» **AIM**
Scan the listing below and copy every line holding "minus".

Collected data
[start]
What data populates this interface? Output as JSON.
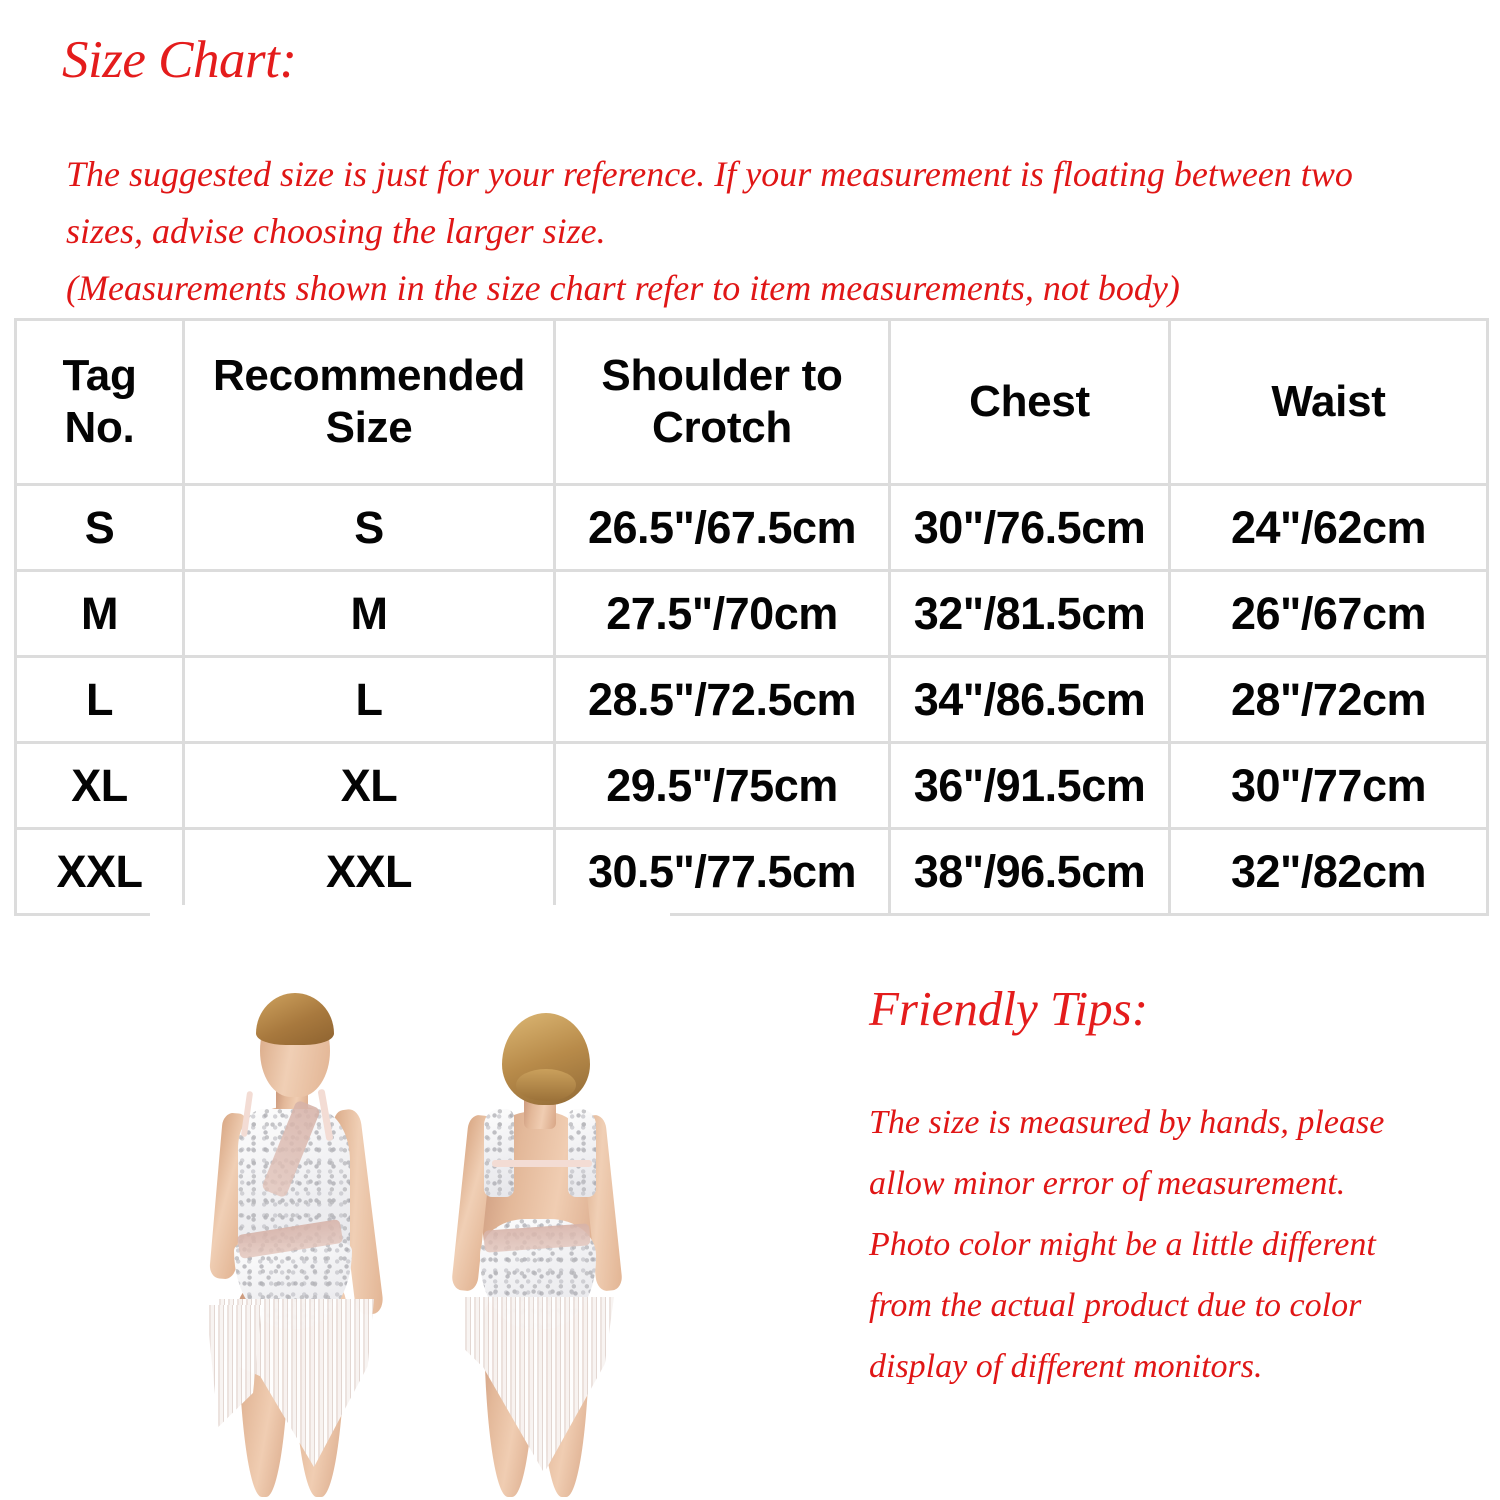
{
  "colors": {
    "accent_red": "#e01616",
    "table_border": "#dcdcdc",
    "table_text": "#040404",
    "page_background": "#ffffff"
  },
  "header": {
    "title": "Size Chart:"
  },
  "intro": {
    "line1": "The suggested size is just for your reference. If your measurement is floating between two",
    "line2": "sizes, advise choosing the larger size.",
    "line3": "(Measurements shown in the size chart refer to item measurements, not body)"
  },
  "size_table": {
    "columns": [
      "Tag No.",
      "Recommended Size",
      "Shoulder to Crotch",
      "Chest",
      "Waist"
    ],
    "columns_multiline": [
      [
        "Tag",
        "No."
      ],
      [
        "Recommended",
        "Size"
      ],
      [
        "Shoulder to",
        "Crotch"
      ],
      [
        "Chest"
      ],
      [
        "Waist"
      ]
    ],
    "rows": [
      {
        "tag_no": "S",
        "recommended_size": "S",
        "shoulder_to_crotch": "26.5\"/67.5cm",
        "chest": "30\"/76.5cm",
        "waist": "24\"/62cm"
      },
      {
        "tag_no": "M",
        "recommended_size": "M",
        "shoulder_to_crotch": "27.5\"/70cm",
        "chest": "32\"/81.5cm",
        "waist": "26\"/67cm"
      },
      {
        "tag_no": "L",
        "recommended_size": "L",
        "shoulder_to_crotch": "28.5\"/72.5cm",
        "chest": "34\"/86.5cm",
        "waist": "28\"/72cm"
      },
      {
        "tag_no": "XL",
        "recommended_size": "XL",
        "shoulder_to_crotch": "29.5\"/75cm",
        "chest": "36\"/91.5cm",
        "waist": "30\"/77cm"
      },
      {
        "tag_no": "XXL",
        "recommended_size": "XXL",
        "shoulder_to_crotch": "30.5\"/77.5cm",
        "chest": "38\"/96.5cm",
        "waist": "32\"/82cm"
      }
    ]
  },
  "tips": {
    "title": "Friendly Tips:",
    "line1": "The size is measured by hands, please",
    "line2": "allow minor error of measurement.",
    "line3": "Photo color might be a little different",
    "line4": "from the actual product due to color",
    "line5": "display of different monitors."
  },
  "product_photo": {
    "description": "Two female models wearing a white sequined fringe dance leotard dress",
    "views": [
      "front view",
      "back view"
    ]
  }
}
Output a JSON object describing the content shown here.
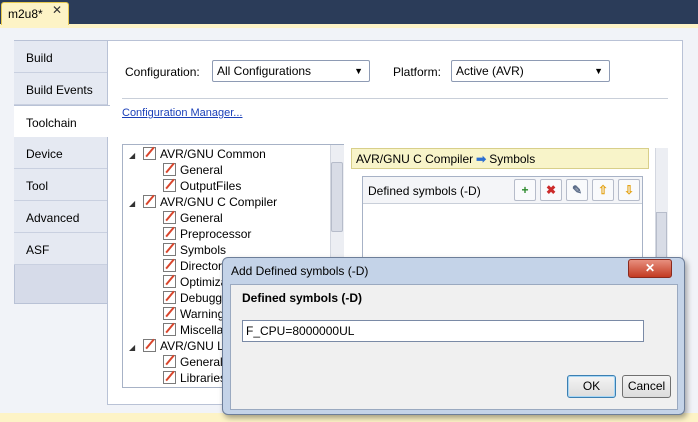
{
  "document_tab": {
    "title": "m2u8*",
    "close": "✕"
  },
  "nav": {
    "items": [
      {
        "label": "Build"
      },
      {
        "label": "Build Events"
      },
      {
        "label": "Toolchain",
        "active": true
      },
      {
        "label": "Device"
      },
      {
        "label": "Tool"
      },
      {
        "label": "Advanced"
      },
      {
        "label": "ASF"
      }
    ]
  },
  "config": {
    "configuration_label": "Configuration:",
    "configuration_value": "All Configurations",
    "platform_label": "Platform:",
    "platform_value": "Active (AVR)",
    "manager_link": "Configuration Manager..."
  },
  "tree": {
    "nodes": [
      {
        "label": "AVR/GNU Common",
        "expander": "◢"
      },
      {
        "label": "General"
      },
      {
        "label": "OutputFiles"
      },
      {
        "label": "AVR/GNU C Compiler",
        "expander": "◢"
      },
      {
        "label": "General"
      },
      {
        "label": "Preprocessor"
      },
      {
        "label": "Symbols"
      },
      {
        "label": "Directories"
      },
      {
        "label": "Optimization"
      },
      {
        "label": "Debugging"
      },
      {
        "label": "Warnings"
      },
      {
        "label": "Miscellaneous"
      },
      {
        "label": "AVR/GNU Linker",
        "expander": "◢"
      },
      {
        "label": "General"
      },
      {
        "label": "Libraries"
      }
    ]
  },
  "panel": {
    "breadcrumb_left": "AVR/GNU C Compiler",
    "breadcrumb_arrow": "➡",
    "breadcrumb_right": "Symbols",
    "symbols_header": "Defined symbols (-D)",
    "toolbar": {
      "add": "+",
      "delete": "✖",
      "edit": "✎",
      "move_up": "⇧",
      "move_down": "⇩"
    }
  },
  "dialog": {
    "title": "Add Defined symbols (-D)",
    "close": "✕",
    "field_label": "Defined symbols (-D)",
    "field_value": "F_CPU=8000000UL",
    "ok": "OK",
    "cancel": "Cancel"
  }
}
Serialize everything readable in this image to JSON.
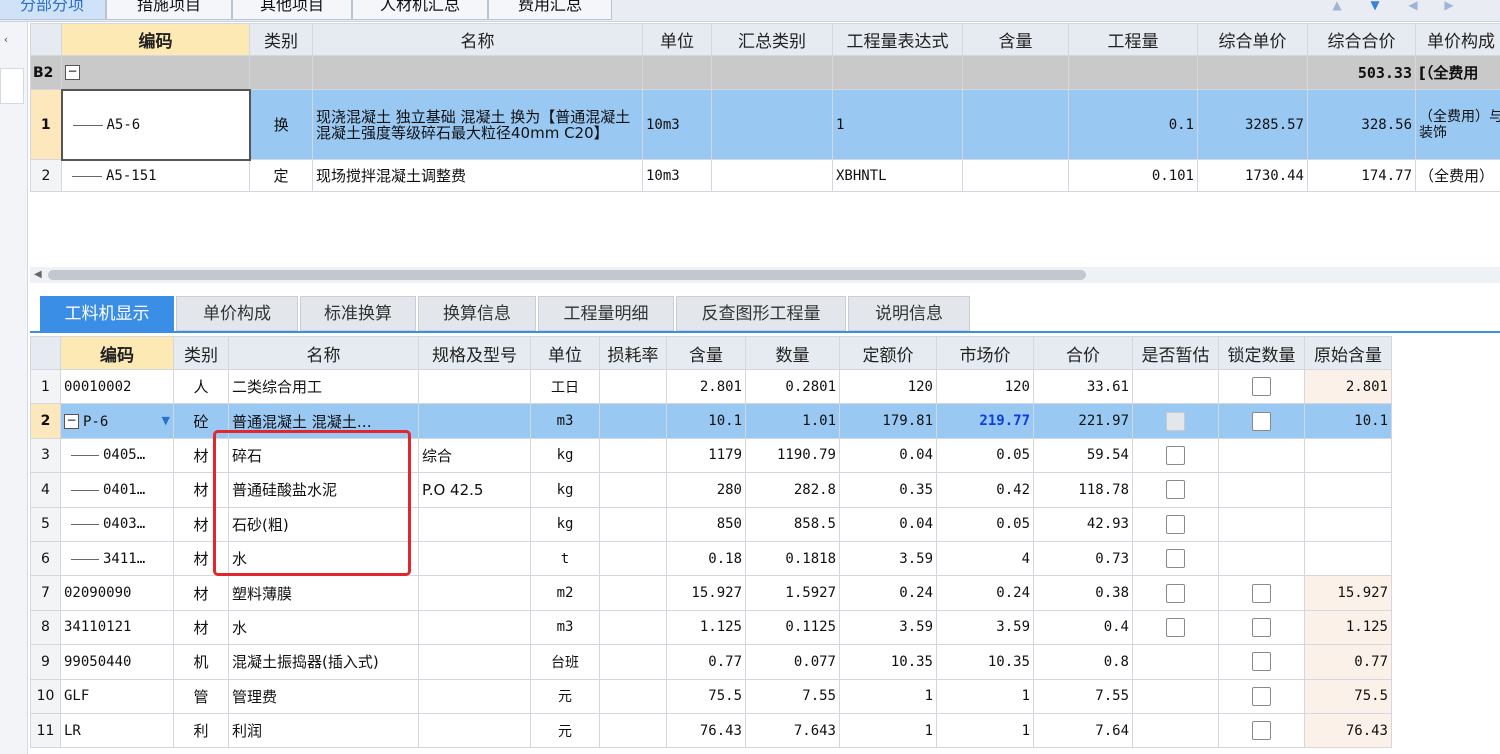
{
  "top_tabs": [
    "分部分项",
    "措施项目",
    "其他项目",
    "人材机汇总",
    "费用汇总"
  ],
  "upper_table": {
    "headers": [
      "编码",
      "类别",
      "名称",
      "单位",
      "汇总类别",
      "工程量表达式",
      "含量",
      "工程量",
      "综合单价",
      "综合合价",
      "单价构成"
    ],
    "group_row": {
      "code": "B2",
      "expand": "−",
      "total": "503.33",
      "suffix": "[（全费用"
    },
    "rows": [
      {
        "no": "1",
        "code": "A5-6",
        "type": "换",
        "name": "现浇混凝土 独立基础 混凝土    换为【普通混凝土 混凝土强度等级碎石最大粒径40mm C20】",
        "unit": "10m3",
        "summary": "",
        "expr": "1",
        "content": "",
        "qty": "0.1",
        "unit_price": "3285.57",
        "total": "328.56",
        "composition": "（全费用）与装饰"
      },
      {
        "no": "2",
        "code": "A5-151",
        "type": "定",
        "name": "现场搅拌混凝土调整费",
        "unit": "10m3",
        "summary": "",
        "expr": "XBHNTL",
        "content": "",
        "qty": "0.101",
        "unit_price": "1730.44",
        "total": "174.77",
        "composition": "（全费用）"
      }
    ]
  },
  "bottom_tabs": [
    "工料机显示",
    "单价构成",
    "标准换算",
    "换算信息",
    "工程量明细",
    "反查图形工程量",
    "说明信息"
  ],
  "lower_table": {
    "headers": [
      "编码",
      "类别",
      "名称",
      "规格及型号",
      "单位",
      "损耗率",
      "含量",
      "数量",
      "定额价",
      "市场价",
      "合价",
      "是否暂估",
      "锁定数量",
      "原始含量"
    ],
    "rows": [
      {
        "no": "1",
        "code": "00010002",
        "type": "人",
        "name": "二类综合用工",
        "spec": "",
        "unit": "工日",
        "loss": "",
        "content": "2.801",
        "qty": "0.2801",
        "quota": "120",
        "market": "120",
        "total": "33.61",
        "est": "none",
        "lock": "box",
        "orig": "2.801"
      },
      {
        "no": "2",
        "code": "P-6",
        "type": "砼",
        "name": "普通混凝土 混凝土…",
        "spec": "",
        "unit": "m3",
        "loss": "",
        "content": "10.1",
        "qty": "1.01",
        "quota": "179.81",
        "market": "219.77",
        "total": "221.97",
        "est": "disabled",
        "lock": "box",
        "orig": "10.1"
      },
      {
        "no": "3",
        "code": "0405…",
        "type": "材",
        "name": "碎石",
        "spec": "综合",
        "unit": "kg",
        "loss": "",
        "content": "1179",
        "qty": "1190.79",
        "quota": "0.04",
        "market": "0.05",
        "total": "59.54",
        "est": "box",
        "lock": "none",
        "orig": ""
      },
      {
        "no": "4",
        "code": "0401…",
        "type": "材",
        "name": "普通硅酸盐水泥",
        "spec": "P.O 42.5",
        "unit": "kg",
        "loss": "",
        "content": "280",
        "qty": "282.8",
        "quota": "0.35",
        "market": "0.42",
        "total": "118.78",
        "est": "box",
        "lock": "none",
        "orig": ""
      },
      {
        "no": "5",
        "code": "0403…",
        "type": "材",
        "name": "石砂(粗)",
        "spec": "",
        "unit": "kg",
        "loss": "",
        "content": "850",
        "qty": "858.5",
        "quota": "0.04",
        "market": "0.05",
        "total": "42.93",
        "est": "box",
        "lock": "none",
        "orig": ""
      },
      {
        "no": "6",
        "code": "3411…",
        "type": "材",
        "name": "水",
        "spec": "",
        "unit": "t",
        "loss": "",
        "content": "0.18",
        "qty": "0.1818",
        "quota": "3.59",
        "market": "4",
        "total": "0.73",
        "est": "box",
        "lock": "none",
        "orig": ""
      },
      {
        "no": "7",
        "code": "02090090",
        "type": "材",
        "name": "塑料薄膜",
        "spec": "",
        "unit": "m2",
        "loss": "",
        "content": "15.927",
        "qty": "1.5927",
        "quota": "0.24",
        "market": "0.24",
        "total": "0.38",
        "est": "box",
        "lock": "box",
        "orig": "15.927"
      },
      {
        "no": "8",
        "code": "34110121",
        "type": "材",
        "name": "水",
        "spec": "",
        "unit": "m3",
        "loss": "",
        "content": "1.125",
        "qty": "0.1125",
        "quota": "3.59",
        "market": "3.59",
        "total": "0.4",
        "est": "box",
        "lock": "box",
        "orig": "1.125"
      },
      {
        "no": "9",
        "code": "99050440",
        "type": "机",
        "name": "混凝土振捣器(插入式)",
        "spec": "",
        "unit": "台班",
        "loss": "",
        "content": "0.77",
        "qty": "0.077",
        "quota": "10.35",
        "market": "10.35",
        "total": "0.8",
        "est": "none",
        "lock": "box",
        "orig": "0.77"
      },
      {
        "no": "10",
        "code": "GLF",
        "type": "管",
        "name": "管理费",
        "spec": "",
        "unit": "元",
        "loss": "",
        "content": "75.5",
        "qty": "7.55",
        "quota": "1",
        "market": "1",
        "total": "7.55",
        "est": "none",
        "lock": "box",
        "orig": "75.5"
      },
      {
        "no": "11",
        "code": "LR",
        "type": "利",
        "name": "利润",
        "spec": "",
        "unit": "元",
        "loss": "",
        "content": "76.43",
        "qty": "7.643",
        "quota": "1",
        "market": "1",
        "total": "7.64",
        "est": "none",
        "lock": "box",
        "orig": "76.43"
      }
    ]
  },
  "colors": {
    "selected_row": "#99c8f3",
    "active_tab": "#3b8ee6",
    "highlight_border": "#e3262b",
    "market_price_emphasis": "#0b3de3"
  },
  "icons": {
    "upper_expand": "minus-box-icon",
    "p6_expand": "minus-box-icon",
    "dropdown": "chevron-down-icon"
  }
}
[end]
» **SOLUTION FOR THIS TASK**
    "upper_expand": "minus-box-icon",
    "p6_expand": "minus-box-icon",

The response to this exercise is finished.